## OBJECTIVE
Copy out each of the rows below exactly as they appear, keeping every character unchanged.
Start THE INPUT
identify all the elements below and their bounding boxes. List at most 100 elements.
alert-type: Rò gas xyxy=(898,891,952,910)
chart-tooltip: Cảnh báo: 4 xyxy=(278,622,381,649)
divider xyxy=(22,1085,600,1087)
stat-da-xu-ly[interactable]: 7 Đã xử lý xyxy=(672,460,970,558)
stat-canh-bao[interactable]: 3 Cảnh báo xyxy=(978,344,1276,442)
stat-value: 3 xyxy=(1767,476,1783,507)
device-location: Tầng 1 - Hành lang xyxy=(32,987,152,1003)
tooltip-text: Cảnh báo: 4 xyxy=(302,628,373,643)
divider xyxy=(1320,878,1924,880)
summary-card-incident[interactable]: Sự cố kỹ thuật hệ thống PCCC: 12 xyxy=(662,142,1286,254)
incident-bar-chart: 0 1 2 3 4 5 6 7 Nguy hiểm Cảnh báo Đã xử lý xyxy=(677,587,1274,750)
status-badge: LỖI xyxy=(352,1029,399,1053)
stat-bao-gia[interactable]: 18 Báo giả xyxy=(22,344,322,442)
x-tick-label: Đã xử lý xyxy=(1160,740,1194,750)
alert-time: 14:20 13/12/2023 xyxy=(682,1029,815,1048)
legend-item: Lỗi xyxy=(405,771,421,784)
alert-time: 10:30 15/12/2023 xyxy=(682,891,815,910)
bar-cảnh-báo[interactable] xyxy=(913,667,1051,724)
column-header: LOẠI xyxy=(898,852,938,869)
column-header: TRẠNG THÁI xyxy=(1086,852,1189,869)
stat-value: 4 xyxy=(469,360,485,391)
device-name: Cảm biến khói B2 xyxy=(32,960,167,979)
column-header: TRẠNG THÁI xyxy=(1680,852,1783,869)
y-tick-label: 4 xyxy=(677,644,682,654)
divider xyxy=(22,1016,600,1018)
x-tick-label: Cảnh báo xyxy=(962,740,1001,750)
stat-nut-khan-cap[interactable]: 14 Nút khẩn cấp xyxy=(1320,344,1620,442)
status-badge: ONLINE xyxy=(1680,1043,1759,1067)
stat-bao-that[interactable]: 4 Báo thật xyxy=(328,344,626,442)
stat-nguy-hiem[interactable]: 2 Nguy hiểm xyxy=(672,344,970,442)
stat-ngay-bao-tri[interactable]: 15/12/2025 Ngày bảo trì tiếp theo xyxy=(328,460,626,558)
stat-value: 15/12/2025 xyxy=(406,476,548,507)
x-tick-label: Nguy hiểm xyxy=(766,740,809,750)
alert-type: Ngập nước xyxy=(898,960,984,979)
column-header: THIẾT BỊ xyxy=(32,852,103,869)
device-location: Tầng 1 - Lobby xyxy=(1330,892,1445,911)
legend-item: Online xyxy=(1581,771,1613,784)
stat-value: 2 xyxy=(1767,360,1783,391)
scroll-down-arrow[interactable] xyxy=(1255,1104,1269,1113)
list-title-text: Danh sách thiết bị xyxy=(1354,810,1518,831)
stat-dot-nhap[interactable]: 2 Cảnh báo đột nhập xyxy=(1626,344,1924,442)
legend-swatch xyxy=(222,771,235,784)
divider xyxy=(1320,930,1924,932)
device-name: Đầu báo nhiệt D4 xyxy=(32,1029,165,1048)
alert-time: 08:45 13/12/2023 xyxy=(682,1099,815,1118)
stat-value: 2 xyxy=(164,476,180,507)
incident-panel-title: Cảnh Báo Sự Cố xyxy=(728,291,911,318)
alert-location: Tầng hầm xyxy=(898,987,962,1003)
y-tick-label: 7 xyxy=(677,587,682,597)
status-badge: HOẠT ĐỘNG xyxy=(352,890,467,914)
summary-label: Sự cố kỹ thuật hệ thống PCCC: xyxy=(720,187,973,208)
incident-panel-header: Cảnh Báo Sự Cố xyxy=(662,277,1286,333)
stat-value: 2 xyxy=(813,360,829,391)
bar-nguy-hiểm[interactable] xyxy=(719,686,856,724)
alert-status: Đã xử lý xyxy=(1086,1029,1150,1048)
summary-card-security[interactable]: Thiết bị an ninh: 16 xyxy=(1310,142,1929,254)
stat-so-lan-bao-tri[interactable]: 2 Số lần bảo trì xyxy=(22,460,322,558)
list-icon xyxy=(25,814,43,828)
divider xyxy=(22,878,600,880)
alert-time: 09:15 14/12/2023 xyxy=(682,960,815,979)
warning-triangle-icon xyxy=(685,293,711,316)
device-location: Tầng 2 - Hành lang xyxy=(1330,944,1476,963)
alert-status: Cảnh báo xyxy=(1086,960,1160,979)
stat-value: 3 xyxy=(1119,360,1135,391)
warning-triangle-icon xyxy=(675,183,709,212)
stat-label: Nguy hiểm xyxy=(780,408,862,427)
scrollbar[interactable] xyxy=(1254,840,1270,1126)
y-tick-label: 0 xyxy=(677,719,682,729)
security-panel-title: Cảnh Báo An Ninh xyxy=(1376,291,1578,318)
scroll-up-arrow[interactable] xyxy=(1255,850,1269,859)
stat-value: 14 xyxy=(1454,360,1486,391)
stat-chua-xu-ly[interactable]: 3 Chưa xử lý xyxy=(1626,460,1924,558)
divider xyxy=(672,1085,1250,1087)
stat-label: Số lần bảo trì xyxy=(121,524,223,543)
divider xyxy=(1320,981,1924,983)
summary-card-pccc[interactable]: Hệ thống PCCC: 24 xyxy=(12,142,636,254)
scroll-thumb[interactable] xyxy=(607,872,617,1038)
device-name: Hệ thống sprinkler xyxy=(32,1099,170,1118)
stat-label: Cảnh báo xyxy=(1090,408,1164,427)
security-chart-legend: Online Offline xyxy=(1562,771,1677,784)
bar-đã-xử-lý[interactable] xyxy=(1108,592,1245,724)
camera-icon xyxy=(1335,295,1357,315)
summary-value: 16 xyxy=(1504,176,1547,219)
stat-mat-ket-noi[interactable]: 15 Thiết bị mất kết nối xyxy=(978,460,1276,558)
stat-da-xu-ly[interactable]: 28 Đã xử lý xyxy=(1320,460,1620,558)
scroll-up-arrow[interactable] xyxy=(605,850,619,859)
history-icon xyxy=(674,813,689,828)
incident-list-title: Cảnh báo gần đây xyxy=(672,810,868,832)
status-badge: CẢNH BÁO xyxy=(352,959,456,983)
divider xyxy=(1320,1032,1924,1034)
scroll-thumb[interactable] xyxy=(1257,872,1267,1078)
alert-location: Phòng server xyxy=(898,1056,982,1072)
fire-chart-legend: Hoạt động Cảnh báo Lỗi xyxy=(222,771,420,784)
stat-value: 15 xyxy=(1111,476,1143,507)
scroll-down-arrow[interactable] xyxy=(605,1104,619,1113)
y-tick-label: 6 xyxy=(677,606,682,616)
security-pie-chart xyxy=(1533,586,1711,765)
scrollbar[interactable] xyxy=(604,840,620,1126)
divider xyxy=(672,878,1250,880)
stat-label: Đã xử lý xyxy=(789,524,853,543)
End THE INPUT
## COMPLETE RESPONSE
identify all the elements below and their bounding boxes. List at most 100 elements.
alert-type: Rò gas xyxy=(898,891,952,910)
chart-tooltip: Cảnh báo: 4 xyxy=(278,622,381,649)
divider xyxy=(22,1085,600,1087)
stat-da-xu-ly[interactable]: 7 Đã xử lý xyxy=(672,460,970,558)
stat-canh-bao[interactable]: 3 Cảnh báo xyxy=(978,344,1276,442)
stat-value: 3 xyxy=(1767,476,1783,507)
device-location: Tầng 1 - Hành lang xyxy=(32,987,152,1003)
tooltip-text: Cảnh báo: 4 xyxy=(302,628,373,643)
divider xyxy=(1320,878,1924,880)
summary-card-incident[interactable]: Sự cố kỹ thuật hệ thống PCCC: 12 xyxy=(662,142,1286,254)
incident-bar-chart: 0 1 2 3 4 5 6 7 Nguy hiểm Cảnh báo Đã xử lý xyxy=(677,587,1274,750)
status-badge: LỖI xyxy=(352,1029,399,1053)
stat-bao-gia[interactable]: 18 Báo giả xyxy=(22,344,322,442)
x-tick-label: Đã xử lý xyxy=(1160,740,1194,750)
alert-time: 14:20 13/12/2023 xyxy=(682,1029,815,1048)
legend-item: Lỗi xyxy=(405,771,421,784)
alert-time: 10:30 15/12/2023 xyxy=(682,891,815,910)
bar-cảnh-báo[interactable] xyxy=(913,667,1051,724)
column-header: LOẠI xyxy=(898,852,938,869)
column-header: TRẠNG THÁI xyxy=(1086,852,1189,869)
stat-value: 4 xyxy=(469,360,485,391)
device-name: Cảm biến khói B2 xyxy=(32,960,167,979)
column-header: TRẠNG THÁI xyxy=(1680,852,1783,869)
y-tick-label: 4 xyxy=(677,644,682,654)
divider xyxy=(22,1016,600,1018)
x-tick-label: Cảnh báo xyxy=(962,740,1001,750)
stat-nut-khan-cap[interactable]: 14 Nút khẩn cấp xyxy=(1320,344,1620,442)
status-badge: ONLINE xyxy=(1680,1043,1759,1067)
stat-bao-that[interactable]: 4 Báo thật xyxy=(328,344,626,442)
stat-nguy-hiem[interactable]: 2 Nguy hiểm xyxy=(672,344,970,442)
stat-ngay-bao-tri[interactable]: 15/12/2025 Ngày bảo trì tiếp theo xyxy=(328,460,626,558)
stat-value: 15/12/2025 xyxy=(406,476,548,507)
x-tick-label: Nguy hiểm xyxy=(766,740,809,750)
alert-type: Ngập nước xyxy=(898,960,984,979)
column-header: THIẾT BỊ xyxy=(32,852,103,869)
device-location: Tầng 1 - Lobby xyxy=(1330,892,1445,911)
legend-item: Online xyxy=(1581,771,1613,784)
stat-value: 2 xyxy=(1767,360,1783,391)
scroll-down-arrow[interactable] xyxy=(1255,1104,1269,1113)
list-title-text: Danh sách thiết bị xyxy=(1354,810,1518,831)
stat-dot-nhap[interactable]: 2 Cảnh báo đột nhập xyxy=(1626,344,1924,442)
legend-swatch xyxy=(222,771,235,784)
divider xyxy=(1320,930,1924,932)
device-name: Đầu báo nhiệt D4 xyxy=(32,1029,165,1048)
alert-time: 08:45 13/12/2023 xyxy=(682,1099,815,1118)
stat-value: 2 xyxy=(164,476,180,507)
incident-panel-title: Cảnh Báo Sự Cố xyxy=(728,291,911,318)
alert-location: Tầng hầm xyxy=(898,987,962,1003)
y-tick-label: 7 xyxy=(677,587,682,597)
status-badge: HOẠT ĐỘNG xyxy=(352,890,467,914)
summary-label: Sự cố kỹ thuật hệ thống PCCC: xyxy=(720,187,973,208)
incident-panel-header: Cảnh Báo Sự Cố xyxy=(662,277,1286,333)
stat-value: 2 xyxy=(813,360,829,391)
bar-nguy-hiểm[interactable] xyxy=(719,686,856,724)
alert-status: Đã xử lý xyxy=(1086,1029,1150,1048)
summary-card-security[interactable]: Thiết bị an ninh: 16 xyxy=(1310,142,1929,254)
stat-so-lan-bao-tri[interactable]: 2 Số lần bảo trì xyxy=(22,460,322,558)
list-icon xyxy=(25,814,43,828)
divider xyxy=(22,878,600,880)
alert-time: 09:15 14/12/2023 xyxy=(682,960,815,979)
warning-triangle-icon xyxy=(685,293,711,316)
device-location: Tầng 2 - Hành lang xyxy=(1330,944,1476,963)
alert-status: Cảnh báo xyxy=(1086,960,1160,979)
stat-value: 3 xyxy=(1119,360,1135,391)
warning-triangle-icon xyxy=(675,183,709,212)
stat-label: Nguy hiểm xyxy=(780,408,862,427)
scrollbar[interactable] xyxy=(1254,840,1270,1126)
y-tick-label: 0 xyxy=(677,719,682,729)
security-panel-title: Cảnh Báo An Ninh xyxy=(1376,291,1578,318)
scroll-up-arrow[interactable] xyxy=(1255,850,1269,859)
stat-value: 14 xyxy=(1454,360,1486,391)
stat-chua-xu-ly[interactable]: 3 Chưa xử lý xyxy=(1626,460,1924,558)
divider xyxy=(672,1085,1250,1087)
stat-label: Số lần bảo trì xyxy=(121,524,223,543)
divider xyxy=(1320,981,1924,983)
summary-card-pccc[interactable]: Hệ thống PCCC: 24 xyxy=(12,142,636,254)
scroll-thumb[interactable] xyxy=(607,872,617,1038)
device-name: Hệ thống sprinkler xyxy=(32,1099,170,1118)
stat-label: Cảnh báo xyxy=(1090,408,1164,427)
security-chart-legend: Online Offline xyxy=(1562,771,1677,784)
bar-đã-xử-lý[interactable] xyxy=(1108,592,1245,724)
camera-icon xyxy=(1335,295,1357,315)
summary-value: 16 xyxy=(1504,176,1547,219)
stat-mat-ket-noi[interactable]: 15 Thiết bị mất kết nối xyxy=(978,460,1276,558)
stat-da-xu-ly[interactable]: 28 Đã xử lý xyxy=(1320,460,1620,558)
scroll-up-arrow[interactable] xyxy=(605,850,619,859)
history-icon xyxy=(674,813,689,828)
incident-list-title: Cảnh báo gần đây xyxy=(672,810,868,832)
status-badge: CẢNH BÁO xyxy=(352,959,456,983)
divider xyxy=(1320,1032,1924,1034)
scroll-thumb[interactable] xyxy=(1257,872,1267,1078)
alert-location: Phòng server xyxy=(898,1056,982,1072)
fire-chart-legend: Hoạt động Cảnh báo Lỗi xyxy=(222,771,420,784)
stat-value: 15 xyxy=(1111,476,1143,507)
scroll-down-arrow[interactable] xyxy=(605,1104,619,1113)
y-tick-label: 6 xyxy=(677,606,682,616)
security-pie-chart xyxy=(1533,586,1711,765)
scrollbar[interactable] xyxy=(604,840,620,1126)
divider xyxy=(672,878,1250,880)
stat-label: Đã xử lý xyxy=(789,524,853,543)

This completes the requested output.